What you have to do: Exactly the lines from the one that holds "Read all visible content and emit it as JSON." to the end of the data below: retype these and nothing else.

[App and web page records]

——

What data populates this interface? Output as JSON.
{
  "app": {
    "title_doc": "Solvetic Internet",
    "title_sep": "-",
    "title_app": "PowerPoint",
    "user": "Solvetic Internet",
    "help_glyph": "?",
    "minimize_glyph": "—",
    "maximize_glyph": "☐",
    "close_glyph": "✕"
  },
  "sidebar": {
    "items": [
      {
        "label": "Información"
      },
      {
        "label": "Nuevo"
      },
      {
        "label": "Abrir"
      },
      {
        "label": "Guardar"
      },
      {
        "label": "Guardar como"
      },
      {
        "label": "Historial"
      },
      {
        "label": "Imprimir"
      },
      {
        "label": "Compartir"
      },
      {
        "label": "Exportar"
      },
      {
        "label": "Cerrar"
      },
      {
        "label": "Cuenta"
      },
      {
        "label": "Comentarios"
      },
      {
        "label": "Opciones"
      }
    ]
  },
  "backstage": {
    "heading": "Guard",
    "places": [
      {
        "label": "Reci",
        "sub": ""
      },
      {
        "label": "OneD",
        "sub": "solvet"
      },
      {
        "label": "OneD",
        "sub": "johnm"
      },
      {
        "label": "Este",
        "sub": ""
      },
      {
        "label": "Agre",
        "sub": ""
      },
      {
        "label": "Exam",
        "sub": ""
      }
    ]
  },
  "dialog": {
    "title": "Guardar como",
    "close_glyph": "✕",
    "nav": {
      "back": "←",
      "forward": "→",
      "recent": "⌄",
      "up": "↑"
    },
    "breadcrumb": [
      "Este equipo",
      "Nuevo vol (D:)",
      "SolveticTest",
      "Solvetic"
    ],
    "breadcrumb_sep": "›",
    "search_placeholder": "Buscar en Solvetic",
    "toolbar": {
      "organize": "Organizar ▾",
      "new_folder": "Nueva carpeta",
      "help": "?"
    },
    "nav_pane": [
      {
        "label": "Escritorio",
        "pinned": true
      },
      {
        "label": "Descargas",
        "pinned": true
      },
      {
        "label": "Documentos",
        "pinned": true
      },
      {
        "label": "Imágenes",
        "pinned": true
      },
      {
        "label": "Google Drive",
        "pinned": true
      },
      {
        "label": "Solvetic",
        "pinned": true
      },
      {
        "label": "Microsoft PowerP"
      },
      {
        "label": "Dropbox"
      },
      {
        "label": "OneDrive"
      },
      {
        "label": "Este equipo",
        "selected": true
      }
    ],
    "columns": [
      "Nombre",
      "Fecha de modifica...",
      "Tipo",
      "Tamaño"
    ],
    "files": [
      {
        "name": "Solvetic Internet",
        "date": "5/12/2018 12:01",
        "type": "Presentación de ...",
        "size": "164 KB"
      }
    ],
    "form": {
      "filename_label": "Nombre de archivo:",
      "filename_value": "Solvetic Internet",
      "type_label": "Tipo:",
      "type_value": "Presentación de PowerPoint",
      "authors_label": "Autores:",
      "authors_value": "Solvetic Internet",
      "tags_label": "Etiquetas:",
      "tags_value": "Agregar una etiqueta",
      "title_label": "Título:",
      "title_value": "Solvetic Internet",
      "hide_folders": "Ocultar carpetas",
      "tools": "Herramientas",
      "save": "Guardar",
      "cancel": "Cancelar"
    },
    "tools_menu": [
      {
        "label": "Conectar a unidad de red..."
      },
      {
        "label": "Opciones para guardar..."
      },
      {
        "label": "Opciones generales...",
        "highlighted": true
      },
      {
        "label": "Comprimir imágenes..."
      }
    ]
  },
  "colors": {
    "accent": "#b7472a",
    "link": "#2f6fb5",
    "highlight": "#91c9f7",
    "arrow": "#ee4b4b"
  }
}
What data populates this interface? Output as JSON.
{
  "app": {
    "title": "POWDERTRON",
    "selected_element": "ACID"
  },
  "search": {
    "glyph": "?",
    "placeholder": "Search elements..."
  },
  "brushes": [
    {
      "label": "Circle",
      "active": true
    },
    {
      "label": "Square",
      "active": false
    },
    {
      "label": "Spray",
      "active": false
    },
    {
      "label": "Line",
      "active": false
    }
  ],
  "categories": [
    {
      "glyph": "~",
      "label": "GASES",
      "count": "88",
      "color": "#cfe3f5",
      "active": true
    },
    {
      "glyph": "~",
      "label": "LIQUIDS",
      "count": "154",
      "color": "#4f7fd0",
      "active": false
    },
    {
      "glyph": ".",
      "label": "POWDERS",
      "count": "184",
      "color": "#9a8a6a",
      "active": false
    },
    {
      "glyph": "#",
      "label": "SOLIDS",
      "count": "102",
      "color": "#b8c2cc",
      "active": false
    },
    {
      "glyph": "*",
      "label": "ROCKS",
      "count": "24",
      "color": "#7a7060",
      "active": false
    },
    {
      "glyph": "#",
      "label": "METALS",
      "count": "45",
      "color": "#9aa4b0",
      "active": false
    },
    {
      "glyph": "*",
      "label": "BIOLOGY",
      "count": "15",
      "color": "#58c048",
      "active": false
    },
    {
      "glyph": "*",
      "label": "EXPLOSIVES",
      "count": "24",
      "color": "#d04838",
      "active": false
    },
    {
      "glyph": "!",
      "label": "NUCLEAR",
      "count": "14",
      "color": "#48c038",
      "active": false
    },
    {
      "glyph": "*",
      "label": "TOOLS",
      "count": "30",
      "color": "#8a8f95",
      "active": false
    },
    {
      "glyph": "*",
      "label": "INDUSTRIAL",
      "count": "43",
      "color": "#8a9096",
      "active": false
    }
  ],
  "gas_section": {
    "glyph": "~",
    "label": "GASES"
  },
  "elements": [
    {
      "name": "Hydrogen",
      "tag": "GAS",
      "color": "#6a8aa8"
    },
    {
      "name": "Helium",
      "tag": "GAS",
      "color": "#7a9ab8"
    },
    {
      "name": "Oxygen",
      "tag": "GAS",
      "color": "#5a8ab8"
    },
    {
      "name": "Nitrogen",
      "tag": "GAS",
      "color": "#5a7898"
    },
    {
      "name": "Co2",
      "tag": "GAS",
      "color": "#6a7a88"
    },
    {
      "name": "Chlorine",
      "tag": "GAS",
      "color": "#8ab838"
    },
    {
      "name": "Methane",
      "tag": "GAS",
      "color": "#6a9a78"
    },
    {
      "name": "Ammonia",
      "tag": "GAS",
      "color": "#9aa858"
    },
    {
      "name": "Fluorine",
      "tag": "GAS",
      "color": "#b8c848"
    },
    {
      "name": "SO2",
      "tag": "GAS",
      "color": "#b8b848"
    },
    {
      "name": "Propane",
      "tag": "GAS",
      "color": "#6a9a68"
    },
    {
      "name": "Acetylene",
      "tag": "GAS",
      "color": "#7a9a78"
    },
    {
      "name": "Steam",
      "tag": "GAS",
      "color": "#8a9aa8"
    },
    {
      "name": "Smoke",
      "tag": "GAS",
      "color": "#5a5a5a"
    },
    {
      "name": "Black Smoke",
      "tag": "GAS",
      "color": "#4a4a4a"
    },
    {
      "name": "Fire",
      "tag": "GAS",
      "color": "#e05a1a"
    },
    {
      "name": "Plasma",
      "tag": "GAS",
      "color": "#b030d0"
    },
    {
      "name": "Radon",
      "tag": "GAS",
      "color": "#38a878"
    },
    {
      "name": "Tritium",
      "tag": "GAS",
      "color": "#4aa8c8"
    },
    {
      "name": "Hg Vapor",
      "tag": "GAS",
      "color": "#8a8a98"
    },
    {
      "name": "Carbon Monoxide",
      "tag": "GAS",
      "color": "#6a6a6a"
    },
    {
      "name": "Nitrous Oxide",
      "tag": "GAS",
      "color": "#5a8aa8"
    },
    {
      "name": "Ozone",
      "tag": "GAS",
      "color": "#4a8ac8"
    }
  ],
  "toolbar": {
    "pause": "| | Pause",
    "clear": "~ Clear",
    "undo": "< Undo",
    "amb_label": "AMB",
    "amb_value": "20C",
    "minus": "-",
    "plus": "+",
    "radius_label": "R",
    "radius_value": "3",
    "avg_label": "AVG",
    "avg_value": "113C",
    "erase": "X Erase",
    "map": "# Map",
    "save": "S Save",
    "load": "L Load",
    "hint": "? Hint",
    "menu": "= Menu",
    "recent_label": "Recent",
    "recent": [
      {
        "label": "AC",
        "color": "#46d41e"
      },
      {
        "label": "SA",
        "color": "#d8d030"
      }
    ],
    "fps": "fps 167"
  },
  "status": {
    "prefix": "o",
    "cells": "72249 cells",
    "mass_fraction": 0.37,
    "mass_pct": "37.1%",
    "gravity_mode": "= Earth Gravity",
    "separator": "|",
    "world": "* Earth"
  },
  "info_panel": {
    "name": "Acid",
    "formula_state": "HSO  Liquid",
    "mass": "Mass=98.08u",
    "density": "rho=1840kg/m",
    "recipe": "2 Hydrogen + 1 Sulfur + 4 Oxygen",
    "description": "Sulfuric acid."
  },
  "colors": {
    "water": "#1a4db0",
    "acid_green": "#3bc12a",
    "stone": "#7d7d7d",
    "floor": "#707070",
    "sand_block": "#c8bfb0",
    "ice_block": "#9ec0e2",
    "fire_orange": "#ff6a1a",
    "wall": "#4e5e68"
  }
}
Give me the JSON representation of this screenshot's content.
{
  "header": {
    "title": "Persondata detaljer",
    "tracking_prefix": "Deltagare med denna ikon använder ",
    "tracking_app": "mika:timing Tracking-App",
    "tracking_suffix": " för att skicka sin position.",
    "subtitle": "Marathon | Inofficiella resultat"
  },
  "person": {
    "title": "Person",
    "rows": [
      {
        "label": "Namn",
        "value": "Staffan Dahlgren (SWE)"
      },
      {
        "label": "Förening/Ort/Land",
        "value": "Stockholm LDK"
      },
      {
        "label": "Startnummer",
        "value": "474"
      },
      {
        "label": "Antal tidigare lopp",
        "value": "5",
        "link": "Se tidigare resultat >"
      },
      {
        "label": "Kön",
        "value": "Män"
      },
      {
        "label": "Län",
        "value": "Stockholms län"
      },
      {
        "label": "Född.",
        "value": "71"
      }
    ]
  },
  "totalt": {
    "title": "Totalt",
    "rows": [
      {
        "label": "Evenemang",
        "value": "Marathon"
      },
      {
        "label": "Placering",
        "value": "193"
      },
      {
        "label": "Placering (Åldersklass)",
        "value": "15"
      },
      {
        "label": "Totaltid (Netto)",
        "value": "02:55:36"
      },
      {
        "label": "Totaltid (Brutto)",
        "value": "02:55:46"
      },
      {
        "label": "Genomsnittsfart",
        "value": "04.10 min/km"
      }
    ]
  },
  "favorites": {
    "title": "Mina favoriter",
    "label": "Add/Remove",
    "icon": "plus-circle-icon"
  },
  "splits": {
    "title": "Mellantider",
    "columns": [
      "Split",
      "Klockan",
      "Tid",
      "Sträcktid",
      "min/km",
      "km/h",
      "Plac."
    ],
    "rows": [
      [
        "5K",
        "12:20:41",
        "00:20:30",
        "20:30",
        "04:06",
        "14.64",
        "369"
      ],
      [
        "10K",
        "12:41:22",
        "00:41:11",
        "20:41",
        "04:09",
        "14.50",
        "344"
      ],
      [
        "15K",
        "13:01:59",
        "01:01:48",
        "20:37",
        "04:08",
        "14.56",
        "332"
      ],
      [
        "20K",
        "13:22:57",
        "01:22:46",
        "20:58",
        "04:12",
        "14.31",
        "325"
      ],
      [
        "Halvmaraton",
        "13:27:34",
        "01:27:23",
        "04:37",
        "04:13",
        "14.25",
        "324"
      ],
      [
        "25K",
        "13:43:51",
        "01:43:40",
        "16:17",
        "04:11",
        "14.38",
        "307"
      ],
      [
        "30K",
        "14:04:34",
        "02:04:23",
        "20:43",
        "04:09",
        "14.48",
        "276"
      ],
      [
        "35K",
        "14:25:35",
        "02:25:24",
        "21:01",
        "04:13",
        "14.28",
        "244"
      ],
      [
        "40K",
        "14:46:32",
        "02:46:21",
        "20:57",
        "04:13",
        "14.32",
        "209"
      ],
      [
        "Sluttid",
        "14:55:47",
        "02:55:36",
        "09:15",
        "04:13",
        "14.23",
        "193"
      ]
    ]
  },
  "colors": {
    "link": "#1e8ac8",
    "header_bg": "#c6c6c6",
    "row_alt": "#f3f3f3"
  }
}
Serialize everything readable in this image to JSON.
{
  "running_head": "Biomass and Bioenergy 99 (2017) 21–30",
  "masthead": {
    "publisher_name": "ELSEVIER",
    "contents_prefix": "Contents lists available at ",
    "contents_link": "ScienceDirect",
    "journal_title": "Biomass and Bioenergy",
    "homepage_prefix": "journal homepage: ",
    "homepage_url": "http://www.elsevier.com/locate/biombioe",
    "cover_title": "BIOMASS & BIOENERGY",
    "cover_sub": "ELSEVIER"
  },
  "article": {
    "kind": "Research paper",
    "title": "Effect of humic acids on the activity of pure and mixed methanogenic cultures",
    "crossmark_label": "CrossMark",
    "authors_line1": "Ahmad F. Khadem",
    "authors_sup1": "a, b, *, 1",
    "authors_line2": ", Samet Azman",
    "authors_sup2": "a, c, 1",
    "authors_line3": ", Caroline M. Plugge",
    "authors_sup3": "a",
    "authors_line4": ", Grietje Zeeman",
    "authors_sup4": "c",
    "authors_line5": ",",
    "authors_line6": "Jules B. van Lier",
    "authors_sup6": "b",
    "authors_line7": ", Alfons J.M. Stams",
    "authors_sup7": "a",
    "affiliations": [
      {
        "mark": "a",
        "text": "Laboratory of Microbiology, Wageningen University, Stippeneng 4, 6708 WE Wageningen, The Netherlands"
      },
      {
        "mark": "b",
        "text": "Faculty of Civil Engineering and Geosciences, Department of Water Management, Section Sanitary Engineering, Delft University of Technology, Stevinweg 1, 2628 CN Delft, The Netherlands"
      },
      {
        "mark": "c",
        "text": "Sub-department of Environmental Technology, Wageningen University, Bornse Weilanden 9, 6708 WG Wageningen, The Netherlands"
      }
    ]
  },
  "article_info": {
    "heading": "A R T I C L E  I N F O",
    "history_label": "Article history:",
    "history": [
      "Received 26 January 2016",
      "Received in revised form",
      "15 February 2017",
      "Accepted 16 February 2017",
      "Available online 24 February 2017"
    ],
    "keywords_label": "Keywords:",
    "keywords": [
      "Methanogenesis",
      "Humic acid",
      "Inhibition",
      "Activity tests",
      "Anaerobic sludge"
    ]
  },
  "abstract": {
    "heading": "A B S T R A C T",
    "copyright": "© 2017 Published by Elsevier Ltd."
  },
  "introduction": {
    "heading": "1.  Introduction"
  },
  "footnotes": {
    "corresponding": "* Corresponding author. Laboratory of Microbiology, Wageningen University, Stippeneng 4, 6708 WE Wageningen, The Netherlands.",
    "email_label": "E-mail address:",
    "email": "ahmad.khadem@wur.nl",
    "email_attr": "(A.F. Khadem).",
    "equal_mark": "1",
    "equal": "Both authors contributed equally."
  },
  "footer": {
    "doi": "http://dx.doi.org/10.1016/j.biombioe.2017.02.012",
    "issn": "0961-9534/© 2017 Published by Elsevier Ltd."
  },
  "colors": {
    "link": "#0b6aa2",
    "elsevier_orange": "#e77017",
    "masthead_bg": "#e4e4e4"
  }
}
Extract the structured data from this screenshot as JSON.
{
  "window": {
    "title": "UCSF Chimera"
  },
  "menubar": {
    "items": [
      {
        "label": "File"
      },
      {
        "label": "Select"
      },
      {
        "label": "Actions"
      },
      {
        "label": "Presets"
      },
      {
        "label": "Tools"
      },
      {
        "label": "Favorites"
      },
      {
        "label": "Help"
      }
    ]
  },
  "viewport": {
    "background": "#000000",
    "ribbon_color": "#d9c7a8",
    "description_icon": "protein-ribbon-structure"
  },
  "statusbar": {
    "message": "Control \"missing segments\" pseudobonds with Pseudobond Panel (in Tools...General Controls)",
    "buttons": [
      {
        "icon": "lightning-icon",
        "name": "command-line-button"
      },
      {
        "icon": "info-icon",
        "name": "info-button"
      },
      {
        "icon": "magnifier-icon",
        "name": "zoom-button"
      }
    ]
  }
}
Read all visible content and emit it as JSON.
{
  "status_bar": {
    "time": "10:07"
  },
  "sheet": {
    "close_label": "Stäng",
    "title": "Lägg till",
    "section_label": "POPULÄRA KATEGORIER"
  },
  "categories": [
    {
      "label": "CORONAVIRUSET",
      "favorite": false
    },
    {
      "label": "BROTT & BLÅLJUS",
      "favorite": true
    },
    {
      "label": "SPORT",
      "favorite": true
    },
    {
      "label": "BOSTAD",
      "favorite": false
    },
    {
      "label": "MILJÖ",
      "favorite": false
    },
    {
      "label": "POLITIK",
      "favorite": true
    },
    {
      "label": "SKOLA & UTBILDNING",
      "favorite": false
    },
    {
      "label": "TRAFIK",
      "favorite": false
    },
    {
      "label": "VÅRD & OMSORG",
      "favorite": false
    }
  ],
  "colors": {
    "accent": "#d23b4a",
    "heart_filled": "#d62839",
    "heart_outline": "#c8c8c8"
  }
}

——

Exercise answer:
Read all visible content and emit it as JSON.
{
  "status_bar": {
    "time": "10:07"
  },
  "sheet": {
    "close_label": "Stäng",
    "title": "Lägg till",
    "section_label": "POPULÄRA KATEGORIER"
  },
  "categories": [
    {
      "label": "CORONAVIRUSET",
      "favorite": false
    },
    {
      "label": "BROTT & BLÅLJUS",
      "favorite": true
    },
    {
      "label": "SPORT",
      "favorite": true
    },
    {
      "label": "BOSTAD",
      "favorite": false
    },
    {
      "label": "MILJÖ",
      "favorite": false
    },
    {
      "label": "POLITIK",
      "favorite": true
    },
    {
      "label": "SKOLA & UTBILDNING",
      "favorite": false
    },
    {
      "label": "TRAFIK",
      "favorite": false
    },
    {
      "label": "VÅRD & OMSORG",
      "favorite": false
    }
  ],
  "colors": {
    "accent": "#d23b4a",
    "heart_filled": "#d62839",
    "heart_outline": "#c8c8c8"
  }
}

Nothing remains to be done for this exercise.